[Data entries for graphics]
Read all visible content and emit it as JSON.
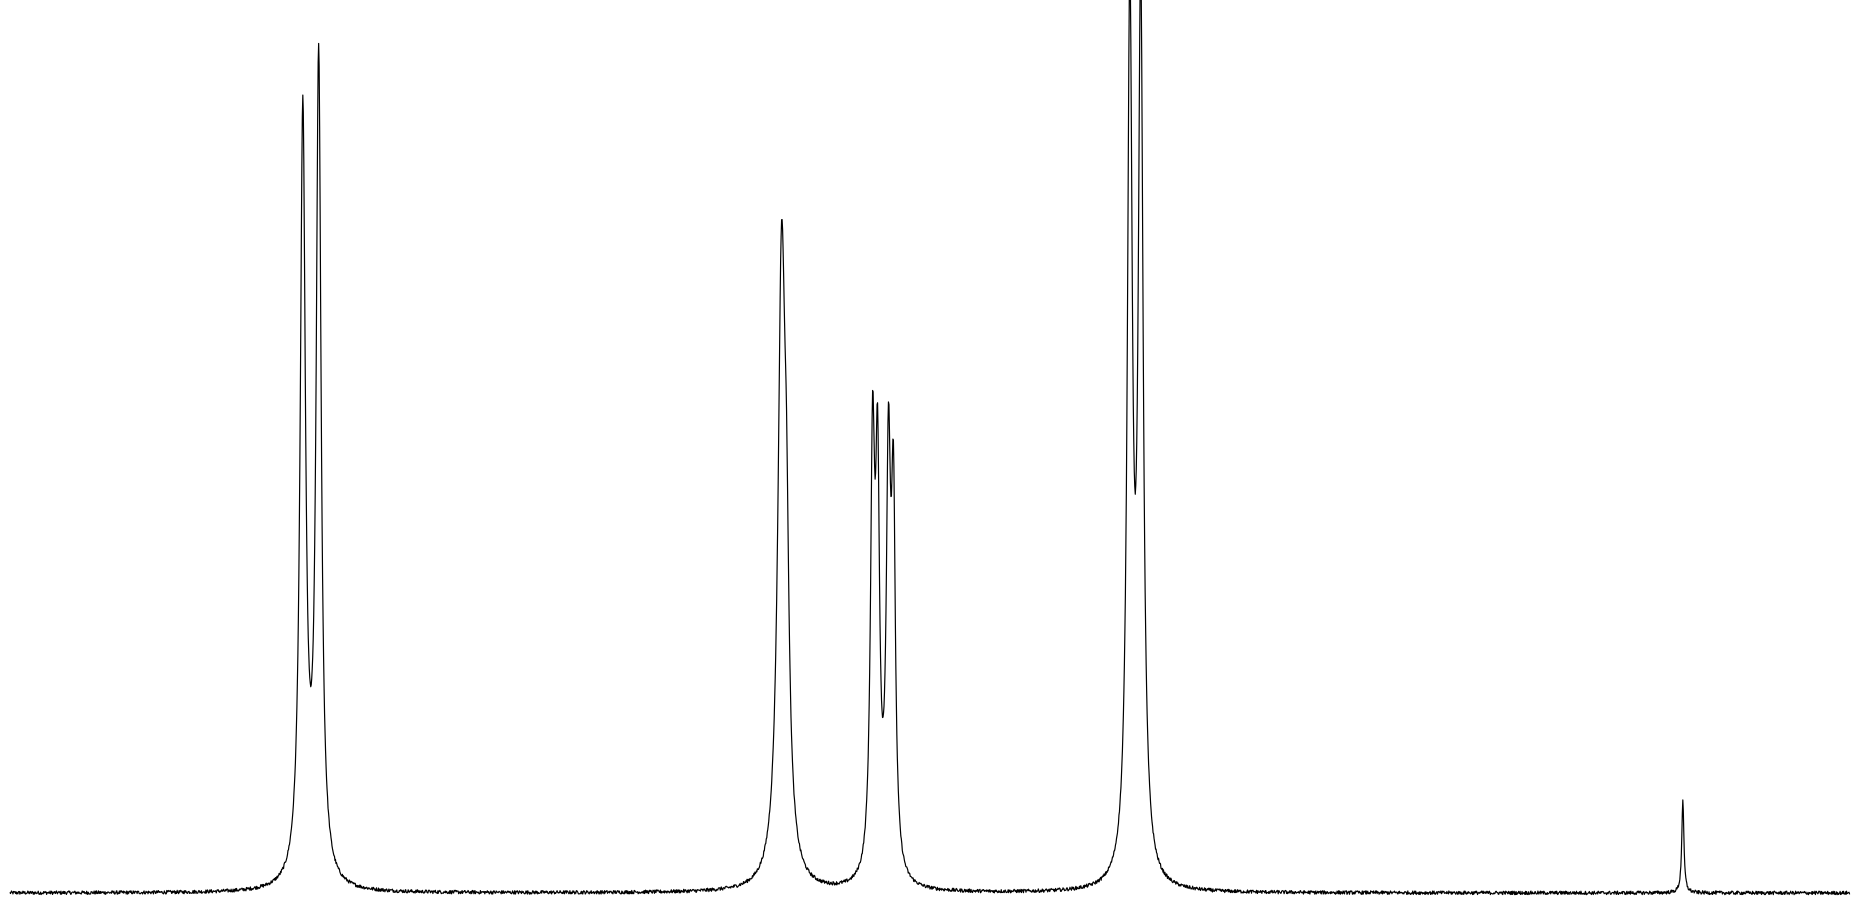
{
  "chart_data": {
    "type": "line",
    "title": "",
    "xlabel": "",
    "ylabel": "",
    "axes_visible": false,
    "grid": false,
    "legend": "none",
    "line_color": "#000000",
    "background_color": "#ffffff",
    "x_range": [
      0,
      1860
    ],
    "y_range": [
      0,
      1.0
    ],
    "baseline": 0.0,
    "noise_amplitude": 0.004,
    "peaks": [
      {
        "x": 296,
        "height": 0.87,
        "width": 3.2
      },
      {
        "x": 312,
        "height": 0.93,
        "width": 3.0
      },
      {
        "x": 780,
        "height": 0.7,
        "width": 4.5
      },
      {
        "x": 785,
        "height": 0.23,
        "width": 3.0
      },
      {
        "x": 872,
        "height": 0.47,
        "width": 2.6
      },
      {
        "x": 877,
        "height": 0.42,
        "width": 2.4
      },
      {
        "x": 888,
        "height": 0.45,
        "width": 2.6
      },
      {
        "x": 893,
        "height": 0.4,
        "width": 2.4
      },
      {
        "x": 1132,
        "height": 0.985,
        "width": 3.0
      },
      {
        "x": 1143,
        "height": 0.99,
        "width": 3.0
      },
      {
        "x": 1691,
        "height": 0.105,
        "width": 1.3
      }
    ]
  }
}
* * *
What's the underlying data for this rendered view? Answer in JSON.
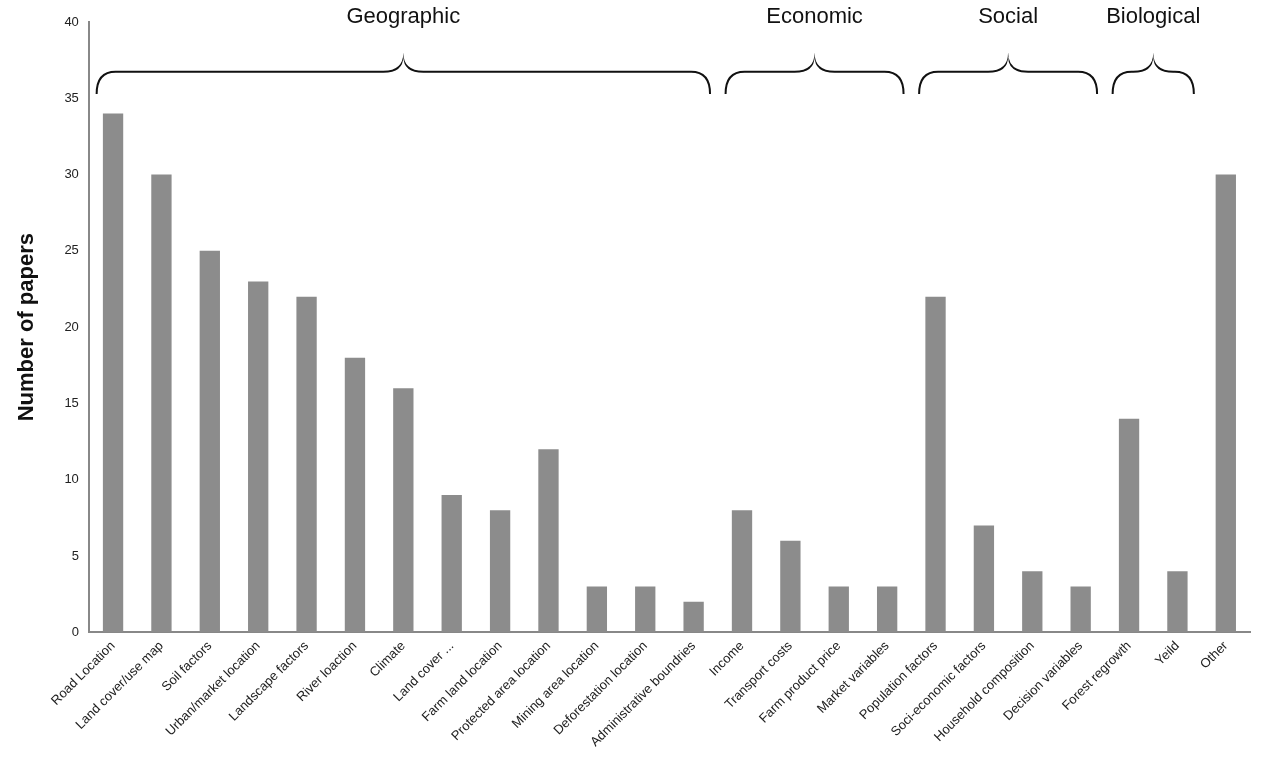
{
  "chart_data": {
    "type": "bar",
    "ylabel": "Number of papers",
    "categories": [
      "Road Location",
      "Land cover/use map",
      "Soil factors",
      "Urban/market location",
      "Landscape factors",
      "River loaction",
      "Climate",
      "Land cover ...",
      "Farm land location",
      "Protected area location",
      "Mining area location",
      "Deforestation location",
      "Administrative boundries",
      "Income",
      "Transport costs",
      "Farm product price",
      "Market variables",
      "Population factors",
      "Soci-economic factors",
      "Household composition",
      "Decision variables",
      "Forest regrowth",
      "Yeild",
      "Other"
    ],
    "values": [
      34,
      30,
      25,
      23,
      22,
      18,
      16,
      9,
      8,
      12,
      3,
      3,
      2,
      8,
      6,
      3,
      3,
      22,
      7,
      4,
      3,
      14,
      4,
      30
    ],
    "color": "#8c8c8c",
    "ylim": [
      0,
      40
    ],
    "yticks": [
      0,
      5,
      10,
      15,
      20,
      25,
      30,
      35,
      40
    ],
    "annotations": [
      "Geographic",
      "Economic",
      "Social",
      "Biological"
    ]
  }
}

▸ Exercise directions: Pick out the lines above containing the word "height", then copy them.

▸ Exercise response:
        "height": 0.87,
        "height": 0.93,
        "height": 0.7,
        "height": 0.23,
        "height": 0.47,
        "height": 0.42,
        "height": 0.45,
        "height": 0.4,
        "height": 0.985,
        "height": 0.99,
        "height": 0.105,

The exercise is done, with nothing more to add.